Begin

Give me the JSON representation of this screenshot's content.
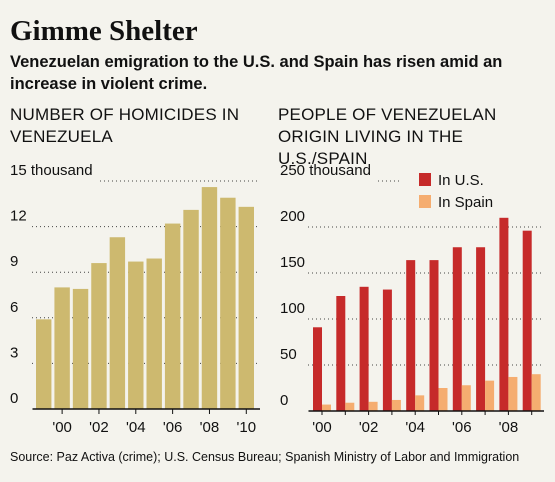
{
  "header": {
    "title": "Gimme Shelter",
    "subtitle": "Venezuelan emigration to the U.S. and Spain has risen amid an increase in violent crime."
  },
  "colors": {
    "homicides_bar": "#cdb96f",
    "us_bar": "#c62a2a",
    "spain_bar": "#f5ad70",
    "background": "#f4f3ed",
    "gridline": "#444444"
  },
  "chart_data": [
    {
      "type": "bar",
      "title": "NUMBER OF HOMICIDES IN VENEZUELA",
      "categories": [
        "1999",
        "2000",
        "2001",
        "2002",
        "2003",
        "2004",
        "2005",
        "2006",
        "2007",
        "2008",
        "2009",
        "2010"
      ],
      "x_tick_labels": [
        "",
        "'00",
        "",
        "'02",
        "",
        "'04",
        "",
        "'06",
        "",
        "'08",
        "",
        "'10"
      ],
      "values": [
        5.9,
        8.0,
        7.9,
        9.6,
        11.3,
        9.7,
        9.9,
        12.2,
        13.1,
        14.6,
        13.9,
        13.3
      ],
      "ylim": [
        0,
        15
      ],
      "y_ticks": [
        0,
        3,
        6,
        9,
        12,
        15
      ],
      "y_tick_labels": [
        "0",
        "3",
        "6",
        "9",
        "12",
        "15 thousand"
      ],
      "grid": true
    },
    {
      "type": "bar",
      "title": "PEOPLE OF VENEZUELAN ORIGIN LIVING IN THE U.S./SPAIN",
      "categories": [
        "2000",
        "2001",
        "2002",
        "2003",
        "2004",
        "2005",
        "2006",
        "2007",
        "2008",
        "2009"
      ],
      "x_tick_labels": [
        "'00",
        "",
        "'02",
        "",
        "'04",
        "",
        "'06",
        "",
        "'08",
        ""
      ],
      "series": [
        {
          "name": "In U.S.",
          "values": [
            91,
            125,
            135,
            132,
            164,
            164,
            178,
            178,
            210,
            196
          ]
        },
        {
          "name": "In Spain",
          "values": [
            7,
            9,
            10,
            12,
            17,
            25,
            28,
            33,
            37,
            40
          ]
        }
      ],
      "ylim": [
        0,
        250
      ],
      "y_ticks": [
        0,
        50,
        100,
        150,
        200,
        250
      ],
      "y_tick_labels": [
        "0",
        "50",
        "100",
        "150",
        "200",
        "250 thousand"
      ],
      "legend": "top-right",
      "grid": true
    }
  ],
  "source": "Source: Paz Activa (crime); U.S. Census Bureau; Spanish Ministry of Labor and Immigration"
}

End

> Exercise
Every entry must be reproduced exactly, with the images left out.

> Output
Give me the JSON representation of this screenshot's content.
{
  "header": {
    "title": "Gimme Shelter",
    "subtitle": "Venezuelan emigration to the U.S. and Spain has risen amid an increase in violent crime."
  },
  "colors": {
    "homicides_bar": "#cdb96f",
    "us_bar": "#c62a2a",
    "spain_bar": "#f5ad70",
    "background": "#f4f3ed",
    "gridline": "#444444"
  },
  "chart_data": [
    {
      "type": "bar",
      "title": "NUMBER OF HOMICIDES IN VENEZUELA",
      "categories": [
        "1999",
        "2000",
        "2001",
        "2002",
        "2003",
        "2004",
        "2005",
        "2006",
        "2007",
        "2008",
        "2009",
        "2010"
      ],
      "x_tick_labels": [
        "",
        "'00",
        "",
        "'02",
        "",
        "'04",
        "",
        "'06",
        "",
        "'08",
        "",
        "'10"
      ],
      "values": [
        5.9,
        8.0,
        7.9,
        9.6,
        11.3,
        9.7,
        9.9,
        12.2,
        13.1,
        14.6,
        13.9,
        13.3
      ],
      "ylim": [
        0,
        15
      ],
      "y_ticks": [
        0,
        3,
        6,
        9,
        12,
        15
      ],
      "y_tick_labels": [
        "0",
        "3",
        "6",
        "9",
        "12",
        "15 thousand"
      ],
      "grid": true
    },
    {
      "type": "bar",
      "title": "PEOPLE OF VENEZUELAN ORIGIN LIVING IN THE U.S./SPAIN",
      "categories": [
        "2000",
        "2001",
        "2002",
        "2003",
        "2004",
        "2005",
        "2006",
        "2007",
        "2008",
        "2009"
      ],
      "x_tick_labels": [
        "'00",
        "",
        "'02",
        "",
        "'04",
        "",
        "'06",
        "",
        "'08",
        ""
      ],
      "series": [
        {
          "name": "In U.S.",
          "values": [
            91,
            125,
            135,
            132,
            164,
            164,
            178,
            178,
            210,
            196
          ]
        },
        {
          "name": "In Spain",
          "values": [
            7,
            9,
            10,
            12,
            17,
            25,
            28,
            33,
            37,
            40
          ]
        }
      ],
      "ylim": [
        0,
        250
      ],
      "y_ticks": [
        0,
        50,
        100,
        150,
        200,
        250
      ],
      "y_tick_labels": [
        "0",
        "50",
        "100",
        "150",
        "200",
        "250 thousand"
      ],
      "legend": "top-right",
      "grid": true
    }
  ],
  "source": "Source: Paz Activa (crime); U.S. Census Bureau; Spanish Ministry of Labor and Immigration"
}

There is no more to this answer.